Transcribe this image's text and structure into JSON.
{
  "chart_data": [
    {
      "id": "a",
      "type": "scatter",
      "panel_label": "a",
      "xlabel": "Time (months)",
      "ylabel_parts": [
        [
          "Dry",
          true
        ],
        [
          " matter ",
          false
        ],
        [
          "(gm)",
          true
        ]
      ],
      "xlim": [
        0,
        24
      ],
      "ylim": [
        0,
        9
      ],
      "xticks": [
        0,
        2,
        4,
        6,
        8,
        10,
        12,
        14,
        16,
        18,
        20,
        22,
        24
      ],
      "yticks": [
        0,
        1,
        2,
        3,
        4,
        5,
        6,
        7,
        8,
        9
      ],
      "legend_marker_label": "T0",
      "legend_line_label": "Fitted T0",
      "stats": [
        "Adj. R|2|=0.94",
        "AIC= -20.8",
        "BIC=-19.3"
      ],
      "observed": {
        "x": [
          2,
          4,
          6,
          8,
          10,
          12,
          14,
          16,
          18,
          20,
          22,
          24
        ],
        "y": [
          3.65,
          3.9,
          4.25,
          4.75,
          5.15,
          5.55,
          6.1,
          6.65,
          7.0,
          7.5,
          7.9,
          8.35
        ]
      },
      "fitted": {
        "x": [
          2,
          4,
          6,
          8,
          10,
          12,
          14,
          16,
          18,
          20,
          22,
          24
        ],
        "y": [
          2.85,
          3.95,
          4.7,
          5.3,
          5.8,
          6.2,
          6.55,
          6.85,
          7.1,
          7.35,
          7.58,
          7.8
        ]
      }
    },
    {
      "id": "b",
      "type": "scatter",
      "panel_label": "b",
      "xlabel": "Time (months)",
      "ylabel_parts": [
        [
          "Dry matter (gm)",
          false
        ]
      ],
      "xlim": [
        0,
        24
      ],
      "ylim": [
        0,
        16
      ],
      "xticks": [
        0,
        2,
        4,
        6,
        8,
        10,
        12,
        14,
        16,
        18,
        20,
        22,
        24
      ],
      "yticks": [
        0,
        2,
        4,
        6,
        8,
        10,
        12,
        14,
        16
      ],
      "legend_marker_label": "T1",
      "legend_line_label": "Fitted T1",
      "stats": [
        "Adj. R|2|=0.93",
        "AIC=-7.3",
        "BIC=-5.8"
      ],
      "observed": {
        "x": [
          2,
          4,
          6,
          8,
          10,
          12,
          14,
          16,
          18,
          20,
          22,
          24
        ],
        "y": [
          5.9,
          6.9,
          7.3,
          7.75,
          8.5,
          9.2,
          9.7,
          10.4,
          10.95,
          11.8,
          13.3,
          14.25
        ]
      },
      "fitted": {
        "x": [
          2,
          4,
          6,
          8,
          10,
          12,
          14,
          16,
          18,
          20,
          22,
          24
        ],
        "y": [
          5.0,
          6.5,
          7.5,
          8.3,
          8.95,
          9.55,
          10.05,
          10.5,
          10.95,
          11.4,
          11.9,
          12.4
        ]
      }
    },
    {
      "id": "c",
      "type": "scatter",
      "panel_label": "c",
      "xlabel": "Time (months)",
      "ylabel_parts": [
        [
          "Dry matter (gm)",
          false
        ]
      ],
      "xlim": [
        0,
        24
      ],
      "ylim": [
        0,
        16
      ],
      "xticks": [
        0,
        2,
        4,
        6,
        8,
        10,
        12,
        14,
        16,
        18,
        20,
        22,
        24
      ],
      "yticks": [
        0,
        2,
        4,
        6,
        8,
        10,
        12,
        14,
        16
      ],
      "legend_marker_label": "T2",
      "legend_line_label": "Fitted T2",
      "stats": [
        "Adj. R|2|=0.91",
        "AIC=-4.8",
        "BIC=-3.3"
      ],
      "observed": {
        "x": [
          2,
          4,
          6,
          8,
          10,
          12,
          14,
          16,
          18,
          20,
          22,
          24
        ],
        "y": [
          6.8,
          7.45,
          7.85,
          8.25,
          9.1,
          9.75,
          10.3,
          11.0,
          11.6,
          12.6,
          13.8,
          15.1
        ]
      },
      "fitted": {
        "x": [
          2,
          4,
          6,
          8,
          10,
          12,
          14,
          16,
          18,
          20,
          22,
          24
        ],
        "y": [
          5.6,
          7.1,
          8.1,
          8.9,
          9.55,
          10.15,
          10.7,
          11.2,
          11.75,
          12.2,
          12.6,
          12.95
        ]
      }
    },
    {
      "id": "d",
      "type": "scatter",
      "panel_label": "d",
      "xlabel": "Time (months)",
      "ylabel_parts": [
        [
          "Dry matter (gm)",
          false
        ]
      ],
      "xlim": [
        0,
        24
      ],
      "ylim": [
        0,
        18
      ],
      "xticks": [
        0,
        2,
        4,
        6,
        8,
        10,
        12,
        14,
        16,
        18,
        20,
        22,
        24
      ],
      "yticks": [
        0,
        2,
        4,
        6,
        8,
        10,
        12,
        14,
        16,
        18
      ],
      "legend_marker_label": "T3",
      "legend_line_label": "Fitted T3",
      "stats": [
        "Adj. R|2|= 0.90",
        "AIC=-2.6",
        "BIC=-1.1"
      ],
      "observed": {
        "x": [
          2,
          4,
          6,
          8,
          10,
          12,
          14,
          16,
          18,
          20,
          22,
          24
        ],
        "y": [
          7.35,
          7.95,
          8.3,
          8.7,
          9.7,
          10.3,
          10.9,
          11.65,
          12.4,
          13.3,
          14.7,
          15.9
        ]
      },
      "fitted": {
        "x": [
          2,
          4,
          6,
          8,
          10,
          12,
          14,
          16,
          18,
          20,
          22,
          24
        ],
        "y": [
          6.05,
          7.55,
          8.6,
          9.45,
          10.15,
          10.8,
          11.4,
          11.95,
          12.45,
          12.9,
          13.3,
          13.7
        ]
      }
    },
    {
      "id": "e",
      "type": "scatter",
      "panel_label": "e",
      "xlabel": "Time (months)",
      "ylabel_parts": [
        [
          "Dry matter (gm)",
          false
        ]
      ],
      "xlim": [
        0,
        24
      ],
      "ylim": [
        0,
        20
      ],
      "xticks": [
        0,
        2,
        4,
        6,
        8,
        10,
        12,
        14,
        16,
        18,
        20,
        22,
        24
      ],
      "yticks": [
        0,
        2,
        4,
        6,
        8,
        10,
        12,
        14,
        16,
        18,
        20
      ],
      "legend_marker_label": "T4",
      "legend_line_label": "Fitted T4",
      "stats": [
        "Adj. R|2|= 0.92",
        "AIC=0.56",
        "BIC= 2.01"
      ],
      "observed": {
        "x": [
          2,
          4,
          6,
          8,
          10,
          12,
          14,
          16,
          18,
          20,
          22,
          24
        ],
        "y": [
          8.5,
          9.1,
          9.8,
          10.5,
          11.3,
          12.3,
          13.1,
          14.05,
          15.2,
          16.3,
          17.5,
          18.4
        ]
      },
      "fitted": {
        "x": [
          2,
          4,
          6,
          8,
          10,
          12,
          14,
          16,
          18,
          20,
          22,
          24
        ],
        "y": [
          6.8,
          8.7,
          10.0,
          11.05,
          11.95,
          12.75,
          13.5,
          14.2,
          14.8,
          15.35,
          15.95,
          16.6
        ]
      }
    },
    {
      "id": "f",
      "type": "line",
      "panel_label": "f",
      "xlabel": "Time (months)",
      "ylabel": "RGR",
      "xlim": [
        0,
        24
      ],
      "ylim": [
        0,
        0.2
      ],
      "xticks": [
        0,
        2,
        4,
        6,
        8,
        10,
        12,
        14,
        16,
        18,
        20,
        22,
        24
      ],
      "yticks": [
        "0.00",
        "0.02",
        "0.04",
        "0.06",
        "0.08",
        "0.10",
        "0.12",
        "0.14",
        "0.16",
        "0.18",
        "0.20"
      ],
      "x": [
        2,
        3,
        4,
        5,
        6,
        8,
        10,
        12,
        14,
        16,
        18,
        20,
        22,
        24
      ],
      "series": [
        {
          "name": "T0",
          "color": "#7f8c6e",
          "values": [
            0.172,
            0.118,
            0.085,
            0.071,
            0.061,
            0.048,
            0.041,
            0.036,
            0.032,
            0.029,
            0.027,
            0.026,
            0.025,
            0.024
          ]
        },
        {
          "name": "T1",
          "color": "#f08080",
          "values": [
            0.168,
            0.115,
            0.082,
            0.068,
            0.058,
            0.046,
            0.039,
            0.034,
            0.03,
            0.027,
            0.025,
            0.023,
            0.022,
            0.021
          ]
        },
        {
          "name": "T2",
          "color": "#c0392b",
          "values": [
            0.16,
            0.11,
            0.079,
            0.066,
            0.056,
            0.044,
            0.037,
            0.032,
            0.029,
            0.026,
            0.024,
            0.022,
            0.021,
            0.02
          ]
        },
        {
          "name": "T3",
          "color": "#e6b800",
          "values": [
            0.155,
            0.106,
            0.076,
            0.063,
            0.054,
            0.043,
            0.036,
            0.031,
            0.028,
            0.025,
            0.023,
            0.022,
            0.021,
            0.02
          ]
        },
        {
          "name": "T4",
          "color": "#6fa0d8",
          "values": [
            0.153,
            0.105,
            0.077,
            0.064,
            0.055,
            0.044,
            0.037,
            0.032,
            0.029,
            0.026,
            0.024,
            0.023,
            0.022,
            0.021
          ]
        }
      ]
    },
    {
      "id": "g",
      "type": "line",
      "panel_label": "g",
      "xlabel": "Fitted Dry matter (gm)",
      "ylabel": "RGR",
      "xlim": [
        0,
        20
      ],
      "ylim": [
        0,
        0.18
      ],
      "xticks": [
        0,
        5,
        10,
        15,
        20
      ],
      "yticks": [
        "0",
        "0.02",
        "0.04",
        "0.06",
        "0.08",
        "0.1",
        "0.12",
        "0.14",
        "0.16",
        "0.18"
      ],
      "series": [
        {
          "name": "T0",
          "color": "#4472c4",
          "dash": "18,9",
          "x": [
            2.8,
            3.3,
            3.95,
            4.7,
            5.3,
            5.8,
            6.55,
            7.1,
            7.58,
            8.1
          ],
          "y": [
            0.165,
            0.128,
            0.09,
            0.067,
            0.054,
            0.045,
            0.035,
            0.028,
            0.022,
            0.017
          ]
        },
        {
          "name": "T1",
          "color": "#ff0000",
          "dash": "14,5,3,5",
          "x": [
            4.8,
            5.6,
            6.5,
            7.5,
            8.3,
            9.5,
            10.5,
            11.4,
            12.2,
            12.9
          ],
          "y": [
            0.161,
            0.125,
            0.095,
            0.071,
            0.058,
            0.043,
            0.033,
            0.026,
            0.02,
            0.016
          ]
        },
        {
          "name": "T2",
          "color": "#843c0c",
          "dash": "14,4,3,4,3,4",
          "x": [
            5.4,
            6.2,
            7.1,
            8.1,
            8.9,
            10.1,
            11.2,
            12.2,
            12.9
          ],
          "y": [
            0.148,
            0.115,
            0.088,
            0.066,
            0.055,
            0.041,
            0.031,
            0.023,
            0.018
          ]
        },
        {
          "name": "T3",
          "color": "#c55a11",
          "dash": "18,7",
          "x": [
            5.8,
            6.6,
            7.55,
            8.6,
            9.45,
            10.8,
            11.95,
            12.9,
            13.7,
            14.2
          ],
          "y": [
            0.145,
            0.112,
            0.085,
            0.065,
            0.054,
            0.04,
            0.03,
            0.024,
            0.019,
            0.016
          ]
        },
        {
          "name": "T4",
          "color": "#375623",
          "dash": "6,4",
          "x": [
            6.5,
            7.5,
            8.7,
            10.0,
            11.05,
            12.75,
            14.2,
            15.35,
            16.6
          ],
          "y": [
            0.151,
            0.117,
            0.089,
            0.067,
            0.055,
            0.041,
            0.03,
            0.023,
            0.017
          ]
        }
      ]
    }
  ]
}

> Direction:
In the data above, how many lines contain the string "dash"? Answer with the number only.

> Task output:
5